Directions - Examine the material below. Gather every line in which the string "certo" appears.

--- Materials provided ---

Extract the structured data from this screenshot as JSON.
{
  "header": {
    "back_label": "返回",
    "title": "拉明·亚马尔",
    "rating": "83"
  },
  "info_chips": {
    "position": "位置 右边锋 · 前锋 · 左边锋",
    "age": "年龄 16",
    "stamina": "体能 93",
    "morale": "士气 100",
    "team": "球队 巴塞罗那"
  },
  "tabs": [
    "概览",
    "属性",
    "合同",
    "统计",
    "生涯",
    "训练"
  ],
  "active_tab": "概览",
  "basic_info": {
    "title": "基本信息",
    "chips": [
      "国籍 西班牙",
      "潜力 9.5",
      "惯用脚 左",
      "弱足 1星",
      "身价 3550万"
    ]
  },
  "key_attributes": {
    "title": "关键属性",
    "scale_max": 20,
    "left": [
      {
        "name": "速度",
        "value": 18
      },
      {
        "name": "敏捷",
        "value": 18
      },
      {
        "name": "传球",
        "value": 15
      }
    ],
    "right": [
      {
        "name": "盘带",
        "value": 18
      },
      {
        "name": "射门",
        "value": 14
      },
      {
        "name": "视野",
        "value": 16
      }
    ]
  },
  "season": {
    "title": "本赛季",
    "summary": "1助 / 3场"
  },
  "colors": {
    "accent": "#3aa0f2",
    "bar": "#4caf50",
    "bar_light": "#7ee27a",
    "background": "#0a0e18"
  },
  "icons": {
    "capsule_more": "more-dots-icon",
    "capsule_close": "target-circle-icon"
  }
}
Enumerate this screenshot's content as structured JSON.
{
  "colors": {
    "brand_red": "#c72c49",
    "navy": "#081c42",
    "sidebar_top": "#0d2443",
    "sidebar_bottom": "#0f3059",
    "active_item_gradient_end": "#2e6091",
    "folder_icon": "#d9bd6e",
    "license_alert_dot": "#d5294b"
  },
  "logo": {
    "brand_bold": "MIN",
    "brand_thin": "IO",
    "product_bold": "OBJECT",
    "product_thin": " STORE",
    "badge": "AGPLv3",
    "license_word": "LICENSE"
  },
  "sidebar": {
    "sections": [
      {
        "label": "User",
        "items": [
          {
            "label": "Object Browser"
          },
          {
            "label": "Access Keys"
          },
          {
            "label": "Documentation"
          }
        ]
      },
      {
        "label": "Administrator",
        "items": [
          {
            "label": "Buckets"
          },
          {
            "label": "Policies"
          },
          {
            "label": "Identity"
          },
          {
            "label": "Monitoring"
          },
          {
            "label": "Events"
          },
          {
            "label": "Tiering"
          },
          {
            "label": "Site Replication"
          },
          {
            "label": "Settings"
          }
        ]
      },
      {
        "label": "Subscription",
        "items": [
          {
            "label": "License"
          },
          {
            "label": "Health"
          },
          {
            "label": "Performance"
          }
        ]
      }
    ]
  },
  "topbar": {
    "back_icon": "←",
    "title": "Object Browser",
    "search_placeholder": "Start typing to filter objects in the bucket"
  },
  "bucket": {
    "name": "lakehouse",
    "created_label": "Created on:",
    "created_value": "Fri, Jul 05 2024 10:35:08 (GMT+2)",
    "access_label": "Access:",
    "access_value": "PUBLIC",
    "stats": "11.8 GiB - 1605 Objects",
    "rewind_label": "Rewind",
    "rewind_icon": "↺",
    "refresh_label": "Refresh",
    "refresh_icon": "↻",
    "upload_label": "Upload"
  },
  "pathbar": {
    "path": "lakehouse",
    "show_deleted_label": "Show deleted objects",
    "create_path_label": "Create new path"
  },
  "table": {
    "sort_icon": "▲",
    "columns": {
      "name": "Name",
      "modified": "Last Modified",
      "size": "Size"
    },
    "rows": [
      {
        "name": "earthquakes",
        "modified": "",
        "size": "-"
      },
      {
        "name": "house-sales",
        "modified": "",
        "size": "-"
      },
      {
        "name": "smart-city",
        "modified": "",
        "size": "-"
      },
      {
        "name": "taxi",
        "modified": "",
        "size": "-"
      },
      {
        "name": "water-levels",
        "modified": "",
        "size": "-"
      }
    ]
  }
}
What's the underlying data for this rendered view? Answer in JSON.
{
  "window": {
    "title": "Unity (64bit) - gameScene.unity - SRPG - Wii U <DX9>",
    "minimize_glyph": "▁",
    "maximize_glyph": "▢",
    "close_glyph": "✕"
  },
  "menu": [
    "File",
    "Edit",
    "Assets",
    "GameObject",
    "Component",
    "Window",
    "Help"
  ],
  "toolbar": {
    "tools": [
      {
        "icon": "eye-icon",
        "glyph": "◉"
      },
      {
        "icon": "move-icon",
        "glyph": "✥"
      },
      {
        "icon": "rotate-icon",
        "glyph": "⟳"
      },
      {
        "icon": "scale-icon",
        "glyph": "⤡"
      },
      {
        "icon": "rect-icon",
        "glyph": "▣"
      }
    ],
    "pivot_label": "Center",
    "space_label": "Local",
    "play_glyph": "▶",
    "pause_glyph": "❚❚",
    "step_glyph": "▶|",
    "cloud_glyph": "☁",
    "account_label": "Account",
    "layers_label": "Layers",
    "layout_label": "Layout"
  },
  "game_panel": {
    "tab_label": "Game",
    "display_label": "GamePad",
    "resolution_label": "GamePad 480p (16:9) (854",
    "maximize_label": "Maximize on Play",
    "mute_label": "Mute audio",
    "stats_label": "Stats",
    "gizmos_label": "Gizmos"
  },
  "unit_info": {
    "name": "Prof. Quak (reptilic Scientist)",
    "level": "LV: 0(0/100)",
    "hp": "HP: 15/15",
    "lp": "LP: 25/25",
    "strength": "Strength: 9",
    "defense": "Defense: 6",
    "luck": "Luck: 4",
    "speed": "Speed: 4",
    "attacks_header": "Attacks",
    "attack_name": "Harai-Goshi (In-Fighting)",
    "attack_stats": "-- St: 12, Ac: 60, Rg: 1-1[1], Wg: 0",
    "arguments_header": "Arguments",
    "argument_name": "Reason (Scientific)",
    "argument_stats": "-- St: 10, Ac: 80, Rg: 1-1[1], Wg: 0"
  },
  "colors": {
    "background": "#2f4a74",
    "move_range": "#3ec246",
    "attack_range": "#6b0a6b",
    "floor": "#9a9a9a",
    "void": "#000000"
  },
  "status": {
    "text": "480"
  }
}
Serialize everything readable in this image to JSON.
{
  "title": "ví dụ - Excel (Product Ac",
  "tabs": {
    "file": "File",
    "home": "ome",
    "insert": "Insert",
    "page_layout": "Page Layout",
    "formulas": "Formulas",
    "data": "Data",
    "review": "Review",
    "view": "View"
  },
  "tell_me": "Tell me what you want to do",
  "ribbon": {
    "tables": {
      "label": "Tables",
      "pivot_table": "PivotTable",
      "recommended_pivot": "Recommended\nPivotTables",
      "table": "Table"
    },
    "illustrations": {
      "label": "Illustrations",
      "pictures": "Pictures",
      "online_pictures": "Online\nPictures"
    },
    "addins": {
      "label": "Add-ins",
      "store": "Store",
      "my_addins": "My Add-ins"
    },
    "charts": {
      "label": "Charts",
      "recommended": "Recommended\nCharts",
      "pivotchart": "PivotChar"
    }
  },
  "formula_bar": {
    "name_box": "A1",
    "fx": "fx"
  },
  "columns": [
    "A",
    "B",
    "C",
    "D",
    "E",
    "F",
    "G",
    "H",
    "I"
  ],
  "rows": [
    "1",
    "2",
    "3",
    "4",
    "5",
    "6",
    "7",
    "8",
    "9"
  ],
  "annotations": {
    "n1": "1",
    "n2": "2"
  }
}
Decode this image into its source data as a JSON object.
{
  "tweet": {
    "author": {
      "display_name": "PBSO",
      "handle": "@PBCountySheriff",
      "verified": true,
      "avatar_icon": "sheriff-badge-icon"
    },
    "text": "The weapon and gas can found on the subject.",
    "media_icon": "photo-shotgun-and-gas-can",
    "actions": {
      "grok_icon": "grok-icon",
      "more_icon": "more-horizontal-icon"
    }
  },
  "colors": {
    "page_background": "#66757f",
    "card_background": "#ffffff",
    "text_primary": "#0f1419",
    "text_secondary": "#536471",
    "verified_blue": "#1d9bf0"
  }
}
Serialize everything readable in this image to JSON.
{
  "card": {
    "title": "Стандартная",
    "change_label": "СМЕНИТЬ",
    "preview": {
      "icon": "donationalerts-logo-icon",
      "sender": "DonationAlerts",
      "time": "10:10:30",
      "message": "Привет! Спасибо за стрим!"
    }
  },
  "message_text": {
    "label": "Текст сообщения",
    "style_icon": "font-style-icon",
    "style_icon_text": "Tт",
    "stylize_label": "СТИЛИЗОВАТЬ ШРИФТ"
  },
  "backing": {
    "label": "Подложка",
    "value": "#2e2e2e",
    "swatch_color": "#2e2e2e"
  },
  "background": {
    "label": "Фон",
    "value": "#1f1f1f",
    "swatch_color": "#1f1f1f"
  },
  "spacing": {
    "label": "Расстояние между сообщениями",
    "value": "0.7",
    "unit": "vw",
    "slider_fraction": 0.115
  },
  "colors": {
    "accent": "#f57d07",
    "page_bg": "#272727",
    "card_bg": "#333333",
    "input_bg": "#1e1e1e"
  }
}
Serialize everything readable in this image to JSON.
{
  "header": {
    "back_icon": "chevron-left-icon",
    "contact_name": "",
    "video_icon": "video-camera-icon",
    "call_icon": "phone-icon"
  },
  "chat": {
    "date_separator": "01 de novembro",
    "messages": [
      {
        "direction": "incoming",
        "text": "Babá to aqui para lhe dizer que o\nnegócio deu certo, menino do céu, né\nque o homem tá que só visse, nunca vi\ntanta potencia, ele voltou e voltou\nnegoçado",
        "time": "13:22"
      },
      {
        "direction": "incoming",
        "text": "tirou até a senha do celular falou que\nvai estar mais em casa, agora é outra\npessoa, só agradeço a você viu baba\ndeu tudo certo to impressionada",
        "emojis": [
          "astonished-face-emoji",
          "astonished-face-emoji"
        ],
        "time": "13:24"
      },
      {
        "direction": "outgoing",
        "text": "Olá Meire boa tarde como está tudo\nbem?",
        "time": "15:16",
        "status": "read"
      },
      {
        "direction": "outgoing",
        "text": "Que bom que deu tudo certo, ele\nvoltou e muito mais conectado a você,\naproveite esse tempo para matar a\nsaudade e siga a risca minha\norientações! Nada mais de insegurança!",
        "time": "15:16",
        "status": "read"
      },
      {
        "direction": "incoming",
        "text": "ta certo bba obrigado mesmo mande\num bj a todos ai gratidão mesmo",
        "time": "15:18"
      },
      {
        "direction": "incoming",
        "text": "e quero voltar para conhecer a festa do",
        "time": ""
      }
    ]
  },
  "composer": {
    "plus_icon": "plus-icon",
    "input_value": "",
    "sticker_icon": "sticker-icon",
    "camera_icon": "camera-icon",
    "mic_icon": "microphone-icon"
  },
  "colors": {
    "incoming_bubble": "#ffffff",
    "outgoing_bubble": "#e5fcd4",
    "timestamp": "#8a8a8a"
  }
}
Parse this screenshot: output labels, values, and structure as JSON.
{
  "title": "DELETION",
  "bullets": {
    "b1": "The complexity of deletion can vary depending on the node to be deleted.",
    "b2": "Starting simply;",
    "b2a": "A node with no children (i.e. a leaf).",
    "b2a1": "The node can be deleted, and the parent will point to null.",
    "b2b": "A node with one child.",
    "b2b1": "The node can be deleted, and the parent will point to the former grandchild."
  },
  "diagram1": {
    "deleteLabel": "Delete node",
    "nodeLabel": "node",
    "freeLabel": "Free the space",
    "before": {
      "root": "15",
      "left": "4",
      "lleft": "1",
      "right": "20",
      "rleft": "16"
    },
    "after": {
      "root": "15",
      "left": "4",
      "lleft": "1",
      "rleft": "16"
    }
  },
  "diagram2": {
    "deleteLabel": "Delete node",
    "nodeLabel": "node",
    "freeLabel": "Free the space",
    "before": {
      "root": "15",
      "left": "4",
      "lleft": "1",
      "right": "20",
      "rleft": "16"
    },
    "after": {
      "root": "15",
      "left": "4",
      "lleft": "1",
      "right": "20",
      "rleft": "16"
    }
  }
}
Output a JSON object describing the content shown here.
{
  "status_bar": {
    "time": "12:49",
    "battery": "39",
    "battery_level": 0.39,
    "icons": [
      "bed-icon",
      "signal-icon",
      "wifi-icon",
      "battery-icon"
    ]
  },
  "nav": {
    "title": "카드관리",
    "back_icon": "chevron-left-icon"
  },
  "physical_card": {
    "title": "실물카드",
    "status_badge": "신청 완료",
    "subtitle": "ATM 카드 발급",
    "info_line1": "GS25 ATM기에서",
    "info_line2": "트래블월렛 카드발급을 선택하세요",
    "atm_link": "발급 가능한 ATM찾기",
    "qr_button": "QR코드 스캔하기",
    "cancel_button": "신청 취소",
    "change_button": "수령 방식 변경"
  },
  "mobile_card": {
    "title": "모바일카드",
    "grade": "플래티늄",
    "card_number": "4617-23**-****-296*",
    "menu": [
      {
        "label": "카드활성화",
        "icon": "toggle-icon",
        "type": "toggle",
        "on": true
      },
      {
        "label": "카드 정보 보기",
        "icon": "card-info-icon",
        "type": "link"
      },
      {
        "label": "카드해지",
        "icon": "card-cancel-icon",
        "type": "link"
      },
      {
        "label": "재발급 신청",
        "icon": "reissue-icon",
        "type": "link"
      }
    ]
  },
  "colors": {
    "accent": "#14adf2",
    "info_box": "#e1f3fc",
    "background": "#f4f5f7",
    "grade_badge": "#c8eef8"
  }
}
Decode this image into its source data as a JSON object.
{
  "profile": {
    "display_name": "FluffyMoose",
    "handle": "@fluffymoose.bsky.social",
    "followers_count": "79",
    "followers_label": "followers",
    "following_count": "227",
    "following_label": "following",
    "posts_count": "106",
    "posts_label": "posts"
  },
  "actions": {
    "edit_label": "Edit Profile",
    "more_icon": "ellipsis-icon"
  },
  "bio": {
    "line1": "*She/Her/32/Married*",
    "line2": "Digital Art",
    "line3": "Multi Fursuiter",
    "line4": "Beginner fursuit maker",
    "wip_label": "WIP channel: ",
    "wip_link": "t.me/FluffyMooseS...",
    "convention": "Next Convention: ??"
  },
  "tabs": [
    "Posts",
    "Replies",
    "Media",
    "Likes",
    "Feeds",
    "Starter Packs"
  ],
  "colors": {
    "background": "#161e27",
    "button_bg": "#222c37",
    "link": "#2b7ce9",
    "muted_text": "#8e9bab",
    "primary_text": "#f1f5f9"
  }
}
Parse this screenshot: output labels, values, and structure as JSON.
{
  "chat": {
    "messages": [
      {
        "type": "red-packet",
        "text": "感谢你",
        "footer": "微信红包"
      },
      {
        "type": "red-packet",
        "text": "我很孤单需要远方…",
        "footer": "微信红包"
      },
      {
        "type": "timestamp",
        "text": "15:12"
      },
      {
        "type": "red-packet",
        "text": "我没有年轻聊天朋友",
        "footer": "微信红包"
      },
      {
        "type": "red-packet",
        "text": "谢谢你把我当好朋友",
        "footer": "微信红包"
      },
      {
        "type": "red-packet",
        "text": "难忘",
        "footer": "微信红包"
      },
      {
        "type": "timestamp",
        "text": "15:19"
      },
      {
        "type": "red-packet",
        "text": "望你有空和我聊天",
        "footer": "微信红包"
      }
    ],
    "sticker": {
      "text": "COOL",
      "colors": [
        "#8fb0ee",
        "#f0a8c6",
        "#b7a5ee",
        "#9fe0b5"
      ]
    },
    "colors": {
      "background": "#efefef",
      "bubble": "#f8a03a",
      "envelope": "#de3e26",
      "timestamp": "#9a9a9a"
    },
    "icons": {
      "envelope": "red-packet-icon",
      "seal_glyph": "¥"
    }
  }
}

---

Final result -
        "text": "Babá to aqui para lhe dizer que o\nnegócio deu certo, menino do céu, né\nque o homem tá que só visse, nunca vi\ntanta potencia, ele voltou e voltou\nnegoçado",
        "text": "tirou até a senha do celular falou que\nvai estar mais em casa, agora é outra\npessoa, só agradeço a você viu baba\ndeu tudo certo to impressionada",
        "text": "Que bom que deu tudo certo, ele\nvoltou e muito mais conectado a você,\naproveite esse tempo para matar a\nsaudade e siga a risca minha\norientações! Nada mais de insegurança!",
        "text": "ta certo bba obrigado mesmo mande\num bj a todos ai gratidão mesmo",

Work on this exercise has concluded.